Records from a dataset:
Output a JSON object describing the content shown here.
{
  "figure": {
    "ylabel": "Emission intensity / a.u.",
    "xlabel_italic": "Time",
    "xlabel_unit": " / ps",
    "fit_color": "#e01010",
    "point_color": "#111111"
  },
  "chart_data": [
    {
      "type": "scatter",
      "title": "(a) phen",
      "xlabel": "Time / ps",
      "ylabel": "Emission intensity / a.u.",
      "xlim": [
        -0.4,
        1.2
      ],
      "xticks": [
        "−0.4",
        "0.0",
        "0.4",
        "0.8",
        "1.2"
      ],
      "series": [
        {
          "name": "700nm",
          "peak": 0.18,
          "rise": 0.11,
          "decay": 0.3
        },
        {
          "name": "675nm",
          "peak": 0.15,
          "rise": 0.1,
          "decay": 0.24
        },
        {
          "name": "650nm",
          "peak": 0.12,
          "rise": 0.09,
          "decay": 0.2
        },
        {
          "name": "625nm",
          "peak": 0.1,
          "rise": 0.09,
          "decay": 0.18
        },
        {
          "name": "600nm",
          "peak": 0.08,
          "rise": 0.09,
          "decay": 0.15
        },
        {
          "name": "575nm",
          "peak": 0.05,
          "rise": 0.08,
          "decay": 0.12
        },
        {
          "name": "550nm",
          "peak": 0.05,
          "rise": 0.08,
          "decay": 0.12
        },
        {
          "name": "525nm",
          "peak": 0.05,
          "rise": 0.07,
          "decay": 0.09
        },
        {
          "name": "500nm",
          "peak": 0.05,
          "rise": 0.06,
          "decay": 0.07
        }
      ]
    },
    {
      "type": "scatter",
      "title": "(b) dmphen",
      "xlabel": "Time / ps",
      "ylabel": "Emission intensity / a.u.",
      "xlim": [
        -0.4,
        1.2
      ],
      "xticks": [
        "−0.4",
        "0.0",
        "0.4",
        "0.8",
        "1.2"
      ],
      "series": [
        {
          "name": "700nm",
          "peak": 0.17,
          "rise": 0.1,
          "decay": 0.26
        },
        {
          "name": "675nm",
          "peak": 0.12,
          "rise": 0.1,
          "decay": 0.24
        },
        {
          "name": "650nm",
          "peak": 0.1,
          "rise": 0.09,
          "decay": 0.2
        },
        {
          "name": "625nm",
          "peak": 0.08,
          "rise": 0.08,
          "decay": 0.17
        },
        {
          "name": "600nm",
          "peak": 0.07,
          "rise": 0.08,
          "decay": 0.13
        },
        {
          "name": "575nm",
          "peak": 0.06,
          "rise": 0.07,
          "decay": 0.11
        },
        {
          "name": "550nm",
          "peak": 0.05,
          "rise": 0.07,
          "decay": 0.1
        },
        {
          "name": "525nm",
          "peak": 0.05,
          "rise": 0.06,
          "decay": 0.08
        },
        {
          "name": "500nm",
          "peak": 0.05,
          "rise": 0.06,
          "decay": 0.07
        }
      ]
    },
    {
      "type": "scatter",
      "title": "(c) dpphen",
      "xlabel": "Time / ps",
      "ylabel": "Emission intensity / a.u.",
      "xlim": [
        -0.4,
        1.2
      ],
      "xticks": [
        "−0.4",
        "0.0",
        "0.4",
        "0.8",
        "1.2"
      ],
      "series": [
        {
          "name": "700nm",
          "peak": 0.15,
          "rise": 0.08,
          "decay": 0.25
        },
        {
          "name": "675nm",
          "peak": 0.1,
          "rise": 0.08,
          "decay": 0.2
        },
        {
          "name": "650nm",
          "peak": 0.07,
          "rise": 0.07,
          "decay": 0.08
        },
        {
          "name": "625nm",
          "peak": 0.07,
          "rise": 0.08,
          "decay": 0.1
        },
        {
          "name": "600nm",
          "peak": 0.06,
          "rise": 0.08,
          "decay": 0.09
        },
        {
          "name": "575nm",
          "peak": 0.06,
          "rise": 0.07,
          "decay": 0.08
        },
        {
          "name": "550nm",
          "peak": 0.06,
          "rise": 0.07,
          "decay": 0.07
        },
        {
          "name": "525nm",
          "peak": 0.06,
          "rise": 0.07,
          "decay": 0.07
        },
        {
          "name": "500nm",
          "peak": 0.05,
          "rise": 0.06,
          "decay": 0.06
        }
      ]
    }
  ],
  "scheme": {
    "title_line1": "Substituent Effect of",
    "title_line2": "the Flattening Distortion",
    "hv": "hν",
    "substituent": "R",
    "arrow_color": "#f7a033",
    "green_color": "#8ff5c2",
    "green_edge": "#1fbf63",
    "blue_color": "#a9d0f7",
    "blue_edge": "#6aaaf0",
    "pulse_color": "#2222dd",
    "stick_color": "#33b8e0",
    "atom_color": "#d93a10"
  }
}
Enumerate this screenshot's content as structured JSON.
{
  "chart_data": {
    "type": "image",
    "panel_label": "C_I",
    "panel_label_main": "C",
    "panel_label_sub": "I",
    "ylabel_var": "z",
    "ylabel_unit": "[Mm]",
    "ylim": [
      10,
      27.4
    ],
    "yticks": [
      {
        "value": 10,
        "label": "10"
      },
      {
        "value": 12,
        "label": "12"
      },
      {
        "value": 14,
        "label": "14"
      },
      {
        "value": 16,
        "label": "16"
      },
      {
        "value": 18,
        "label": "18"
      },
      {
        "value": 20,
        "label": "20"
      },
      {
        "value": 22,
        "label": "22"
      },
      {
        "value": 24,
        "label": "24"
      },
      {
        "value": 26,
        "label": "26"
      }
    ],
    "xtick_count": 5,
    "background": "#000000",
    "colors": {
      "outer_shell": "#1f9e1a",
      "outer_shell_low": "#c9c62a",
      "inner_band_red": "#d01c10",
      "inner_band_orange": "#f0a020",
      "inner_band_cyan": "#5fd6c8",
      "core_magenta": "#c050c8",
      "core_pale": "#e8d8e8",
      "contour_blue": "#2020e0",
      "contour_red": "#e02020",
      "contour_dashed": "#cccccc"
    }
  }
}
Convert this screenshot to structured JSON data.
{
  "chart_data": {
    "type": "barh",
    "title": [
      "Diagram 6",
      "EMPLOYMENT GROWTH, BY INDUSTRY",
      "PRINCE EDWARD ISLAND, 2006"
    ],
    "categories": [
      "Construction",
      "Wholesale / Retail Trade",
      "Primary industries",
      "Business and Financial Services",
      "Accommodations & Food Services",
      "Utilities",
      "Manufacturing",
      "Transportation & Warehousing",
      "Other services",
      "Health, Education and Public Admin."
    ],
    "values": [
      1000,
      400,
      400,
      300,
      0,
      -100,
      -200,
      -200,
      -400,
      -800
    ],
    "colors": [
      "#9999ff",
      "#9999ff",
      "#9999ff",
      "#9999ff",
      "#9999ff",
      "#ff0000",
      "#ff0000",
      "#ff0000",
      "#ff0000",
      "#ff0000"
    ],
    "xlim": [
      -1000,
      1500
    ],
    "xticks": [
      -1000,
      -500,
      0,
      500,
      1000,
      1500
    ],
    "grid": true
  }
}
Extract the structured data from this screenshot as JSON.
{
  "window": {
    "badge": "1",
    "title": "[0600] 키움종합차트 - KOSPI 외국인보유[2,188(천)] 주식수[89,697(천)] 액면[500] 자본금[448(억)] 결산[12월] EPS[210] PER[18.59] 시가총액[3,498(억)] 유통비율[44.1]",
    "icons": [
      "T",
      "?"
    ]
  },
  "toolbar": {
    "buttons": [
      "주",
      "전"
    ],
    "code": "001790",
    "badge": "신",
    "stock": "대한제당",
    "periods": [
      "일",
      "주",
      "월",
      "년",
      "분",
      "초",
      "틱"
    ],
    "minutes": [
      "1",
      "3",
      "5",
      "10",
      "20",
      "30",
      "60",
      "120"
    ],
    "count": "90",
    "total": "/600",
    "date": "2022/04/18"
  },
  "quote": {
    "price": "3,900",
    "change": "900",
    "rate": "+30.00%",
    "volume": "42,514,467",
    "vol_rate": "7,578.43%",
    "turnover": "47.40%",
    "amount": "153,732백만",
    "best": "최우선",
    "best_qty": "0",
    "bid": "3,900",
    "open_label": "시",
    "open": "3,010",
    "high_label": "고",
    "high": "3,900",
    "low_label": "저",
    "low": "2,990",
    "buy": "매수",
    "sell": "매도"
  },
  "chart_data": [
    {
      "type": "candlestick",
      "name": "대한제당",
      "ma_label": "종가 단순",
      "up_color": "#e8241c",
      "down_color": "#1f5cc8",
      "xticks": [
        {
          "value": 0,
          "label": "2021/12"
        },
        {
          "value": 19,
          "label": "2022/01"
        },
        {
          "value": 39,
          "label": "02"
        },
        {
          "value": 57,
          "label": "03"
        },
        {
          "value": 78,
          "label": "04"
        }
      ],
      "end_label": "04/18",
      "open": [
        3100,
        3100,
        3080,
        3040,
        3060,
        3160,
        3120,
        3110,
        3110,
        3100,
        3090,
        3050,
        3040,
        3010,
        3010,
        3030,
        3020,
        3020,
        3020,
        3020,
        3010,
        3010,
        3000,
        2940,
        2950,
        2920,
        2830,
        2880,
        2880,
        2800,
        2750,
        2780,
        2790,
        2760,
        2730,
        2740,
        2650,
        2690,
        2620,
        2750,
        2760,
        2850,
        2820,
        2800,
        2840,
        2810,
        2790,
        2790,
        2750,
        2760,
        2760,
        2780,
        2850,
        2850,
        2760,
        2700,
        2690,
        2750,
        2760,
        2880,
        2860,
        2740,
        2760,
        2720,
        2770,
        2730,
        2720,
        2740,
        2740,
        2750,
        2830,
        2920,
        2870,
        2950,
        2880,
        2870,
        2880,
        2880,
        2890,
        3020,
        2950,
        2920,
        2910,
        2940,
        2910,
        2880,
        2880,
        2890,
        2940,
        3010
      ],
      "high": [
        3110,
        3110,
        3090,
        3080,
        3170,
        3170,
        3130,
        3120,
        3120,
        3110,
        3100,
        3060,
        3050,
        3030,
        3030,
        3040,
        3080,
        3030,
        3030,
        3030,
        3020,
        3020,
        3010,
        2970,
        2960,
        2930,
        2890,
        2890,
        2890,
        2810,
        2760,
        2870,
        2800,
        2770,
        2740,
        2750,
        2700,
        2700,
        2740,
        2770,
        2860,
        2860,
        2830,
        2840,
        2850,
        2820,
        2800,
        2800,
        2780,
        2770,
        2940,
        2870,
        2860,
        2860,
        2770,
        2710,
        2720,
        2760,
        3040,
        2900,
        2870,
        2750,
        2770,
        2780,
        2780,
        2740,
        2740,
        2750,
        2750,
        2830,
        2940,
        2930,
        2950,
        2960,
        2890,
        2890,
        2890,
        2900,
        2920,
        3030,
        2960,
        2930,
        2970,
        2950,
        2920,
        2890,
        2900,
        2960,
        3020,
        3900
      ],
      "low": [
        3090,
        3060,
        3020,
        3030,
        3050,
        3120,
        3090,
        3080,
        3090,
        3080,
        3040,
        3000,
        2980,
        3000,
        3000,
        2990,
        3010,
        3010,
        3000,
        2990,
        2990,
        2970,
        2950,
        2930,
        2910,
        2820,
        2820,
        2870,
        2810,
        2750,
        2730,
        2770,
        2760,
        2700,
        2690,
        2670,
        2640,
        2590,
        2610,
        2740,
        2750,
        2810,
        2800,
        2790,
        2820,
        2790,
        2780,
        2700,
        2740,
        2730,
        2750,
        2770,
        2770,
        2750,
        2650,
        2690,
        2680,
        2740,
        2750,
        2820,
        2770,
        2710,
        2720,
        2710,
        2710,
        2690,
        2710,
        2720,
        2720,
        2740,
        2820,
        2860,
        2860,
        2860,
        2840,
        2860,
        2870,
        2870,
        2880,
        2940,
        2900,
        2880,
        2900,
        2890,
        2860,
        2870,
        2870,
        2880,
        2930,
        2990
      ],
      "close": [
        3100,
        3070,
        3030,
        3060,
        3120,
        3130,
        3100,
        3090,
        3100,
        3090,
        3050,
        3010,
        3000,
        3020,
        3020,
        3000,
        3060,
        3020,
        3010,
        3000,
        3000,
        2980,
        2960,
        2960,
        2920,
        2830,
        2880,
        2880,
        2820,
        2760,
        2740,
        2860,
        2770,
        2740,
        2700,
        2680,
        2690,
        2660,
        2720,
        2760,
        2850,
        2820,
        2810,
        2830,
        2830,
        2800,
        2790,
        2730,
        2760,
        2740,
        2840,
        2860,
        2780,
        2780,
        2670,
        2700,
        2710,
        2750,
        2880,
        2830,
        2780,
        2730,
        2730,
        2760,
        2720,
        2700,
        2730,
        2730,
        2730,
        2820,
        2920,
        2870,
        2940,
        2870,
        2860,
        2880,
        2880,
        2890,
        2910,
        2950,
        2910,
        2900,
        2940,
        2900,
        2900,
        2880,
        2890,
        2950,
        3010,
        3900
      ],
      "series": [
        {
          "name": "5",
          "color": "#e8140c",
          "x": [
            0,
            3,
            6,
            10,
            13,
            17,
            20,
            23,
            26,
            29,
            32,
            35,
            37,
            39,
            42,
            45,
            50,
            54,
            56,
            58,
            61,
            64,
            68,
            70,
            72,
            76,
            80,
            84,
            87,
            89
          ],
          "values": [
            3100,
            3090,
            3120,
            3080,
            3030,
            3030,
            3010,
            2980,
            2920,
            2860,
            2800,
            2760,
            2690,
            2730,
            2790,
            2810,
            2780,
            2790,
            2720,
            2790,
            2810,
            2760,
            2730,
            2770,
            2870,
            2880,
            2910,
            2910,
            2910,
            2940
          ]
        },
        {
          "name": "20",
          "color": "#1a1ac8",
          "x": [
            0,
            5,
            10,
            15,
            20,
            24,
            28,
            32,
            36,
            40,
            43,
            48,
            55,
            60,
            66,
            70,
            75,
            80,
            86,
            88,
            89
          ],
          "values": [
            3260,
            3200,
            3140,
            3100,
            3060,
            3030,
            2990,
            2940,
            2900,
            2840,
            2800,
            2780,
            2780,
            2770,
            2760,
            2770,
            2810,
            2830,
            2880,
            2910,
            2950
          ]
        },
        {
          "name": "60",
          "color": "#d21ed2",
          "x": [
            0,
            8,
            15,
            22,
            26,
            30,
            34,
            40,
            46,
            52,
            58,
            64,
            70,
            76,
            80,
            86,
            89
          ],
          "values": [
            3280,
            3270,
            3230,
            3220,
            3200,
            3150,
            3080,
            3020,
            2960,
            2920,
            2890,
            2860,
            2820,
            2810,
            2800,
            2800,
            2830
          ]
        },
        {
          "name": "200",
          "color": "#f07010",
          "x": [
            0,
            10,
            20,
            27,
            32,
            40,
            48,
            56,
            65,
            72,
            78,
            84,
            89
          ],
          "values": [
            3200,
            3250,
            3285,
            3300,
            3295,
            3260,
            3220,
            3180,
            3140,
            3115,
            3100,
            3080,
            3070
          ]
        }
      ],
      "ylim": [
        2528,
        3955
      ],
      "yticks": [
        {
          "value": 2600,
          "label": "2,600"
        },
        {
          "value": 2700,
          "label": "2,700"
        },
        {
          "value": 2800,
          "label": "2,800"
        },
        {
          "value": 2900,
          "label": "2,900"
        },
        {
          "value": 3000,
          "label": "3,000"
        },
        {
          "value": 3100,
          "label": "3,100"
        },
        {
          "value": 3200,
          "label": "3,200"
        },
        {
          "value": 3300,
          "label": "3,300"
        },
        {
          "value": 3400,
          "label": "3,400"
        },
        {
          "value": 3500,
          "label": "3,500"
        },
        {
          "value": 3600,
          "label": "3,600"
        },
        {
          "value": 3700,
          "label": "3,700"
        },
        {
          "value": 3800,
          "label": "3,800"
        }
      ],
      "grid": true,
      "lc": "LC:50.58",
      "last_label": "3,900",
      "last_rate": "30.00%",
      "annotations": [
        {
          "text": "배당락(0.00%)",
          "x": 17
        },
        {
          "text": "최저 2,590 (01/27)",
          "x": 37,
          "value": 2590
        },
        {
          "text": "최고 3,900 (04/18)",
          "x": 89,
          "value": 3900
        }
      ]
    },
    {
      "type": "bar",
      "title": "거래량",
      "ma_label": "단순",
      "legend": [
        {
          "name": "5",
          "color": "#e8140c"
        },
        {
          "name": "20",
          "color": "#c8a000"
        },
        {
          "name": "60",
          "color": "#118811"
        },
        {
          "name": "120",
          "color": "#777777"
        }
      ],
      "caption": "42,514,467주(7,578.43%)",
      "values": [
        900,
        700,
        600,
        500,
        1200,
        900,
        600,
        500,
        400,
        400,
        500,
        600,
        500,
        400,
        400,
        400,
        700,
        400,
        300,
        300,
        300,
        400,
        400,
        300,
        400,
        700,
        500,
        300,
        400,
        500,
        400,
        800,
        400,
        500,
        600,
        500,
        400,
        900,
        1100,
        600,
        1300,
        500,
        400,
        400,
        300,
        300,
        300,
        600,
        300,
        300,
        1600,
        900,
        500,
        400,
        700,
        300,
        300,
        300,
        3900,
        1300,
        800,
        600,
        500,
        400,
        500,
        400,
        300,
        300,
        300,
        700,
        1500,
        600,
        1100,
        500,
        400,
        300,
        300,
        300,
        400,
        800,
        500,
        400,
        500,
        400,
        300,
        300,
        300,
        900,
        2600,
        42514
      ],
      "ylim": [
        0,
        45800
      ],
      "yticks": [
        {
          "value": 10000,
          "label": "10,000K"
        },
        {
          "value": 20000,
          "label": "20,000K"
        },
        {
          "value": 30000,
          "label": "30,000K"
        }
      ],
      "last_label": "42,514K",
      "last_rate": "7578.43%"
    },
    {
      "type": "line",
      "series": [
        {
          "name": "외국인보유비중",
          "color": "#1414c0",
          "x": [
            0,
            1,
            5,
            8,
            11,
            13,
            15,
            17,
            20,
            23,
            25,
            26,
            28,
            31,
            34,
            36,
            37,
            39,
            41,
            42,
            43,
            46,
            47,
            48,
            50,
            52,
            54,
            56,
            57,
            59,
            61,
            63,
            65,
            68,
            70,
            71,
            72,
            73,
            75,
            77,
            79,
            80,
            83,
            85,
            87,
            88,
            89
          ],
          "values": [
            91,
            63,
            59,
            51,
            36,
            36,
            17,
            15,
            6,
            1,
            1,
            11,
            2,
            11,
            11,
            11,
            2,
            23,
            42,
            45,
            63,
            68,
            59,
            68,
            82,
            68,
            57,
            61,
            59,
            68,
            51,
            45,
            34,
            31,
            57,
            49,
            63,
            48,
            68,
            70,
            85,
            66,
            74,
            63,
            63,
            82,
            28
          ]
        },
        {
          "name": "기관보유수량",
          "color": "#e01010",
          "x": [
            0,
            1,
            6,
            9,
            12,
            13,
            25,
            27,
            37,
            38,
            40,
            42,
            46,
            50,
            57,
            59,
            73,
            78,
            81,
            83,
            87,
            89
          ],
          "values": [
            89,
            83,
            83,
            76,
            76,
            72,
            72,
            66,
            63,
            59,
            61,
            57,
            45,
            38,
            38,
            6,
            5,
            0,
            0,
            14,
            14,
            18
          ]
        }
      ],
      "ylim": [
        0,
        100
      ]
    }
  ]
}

• Stated problem:
Your task is to gather all lines from the entries above that hold the word "structured".

• Complete output:
Enumerate this screenshot's content as structured JSON.
Convert this screenshot to structured JSON data.
Extract the structured data from this screenshot as JSON.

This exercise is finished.